Given exercise >> Below are records; work out how many of their lines contain "color" and give only that number.

Input >>
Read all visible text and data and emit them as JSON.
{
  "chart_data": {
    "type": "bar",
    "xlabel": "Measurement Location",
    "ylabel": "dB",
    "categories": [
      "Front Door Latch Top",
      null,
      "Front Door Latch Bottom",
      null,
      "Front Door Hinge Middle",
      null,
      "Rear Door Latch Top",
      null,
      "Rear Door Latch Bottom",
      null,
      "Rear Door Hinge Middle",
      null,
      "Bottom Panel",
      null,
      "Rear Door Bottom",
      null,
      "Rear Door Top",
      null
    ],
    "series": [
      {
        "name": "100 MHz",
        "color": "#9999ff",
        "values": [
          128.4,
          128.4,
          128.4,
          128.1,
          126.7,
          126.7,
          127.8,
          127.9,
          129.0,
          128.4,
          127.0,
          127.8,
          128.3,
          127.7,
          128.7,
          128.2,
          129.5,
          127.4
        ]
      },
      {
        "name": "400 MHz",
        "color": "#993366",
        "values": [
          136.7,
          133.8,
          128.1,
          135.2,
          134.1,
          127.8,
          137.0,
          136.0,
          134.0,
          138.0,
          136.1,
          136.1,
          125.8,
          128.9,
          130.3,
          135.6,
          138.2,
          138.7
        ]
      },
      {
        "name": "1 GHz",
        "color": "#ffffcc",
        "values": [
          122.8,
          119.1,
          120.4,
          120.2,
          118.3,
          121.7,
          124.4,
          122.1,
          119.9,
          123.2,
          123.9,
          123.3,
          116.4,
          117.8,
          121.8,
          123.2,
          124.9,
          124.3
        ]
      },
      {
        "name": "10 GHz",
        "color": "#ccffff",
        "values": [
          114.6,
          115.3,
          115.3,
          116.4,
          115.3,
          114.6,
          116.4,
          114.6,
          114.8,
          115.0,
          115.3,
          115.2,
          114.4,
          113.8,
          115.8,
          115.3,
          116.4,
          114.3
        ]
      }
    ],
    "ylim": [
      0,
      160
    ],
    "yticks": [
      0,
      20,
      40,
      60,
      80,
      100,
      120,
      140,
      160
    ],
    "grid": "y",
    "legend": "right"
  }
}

Solution below >> 4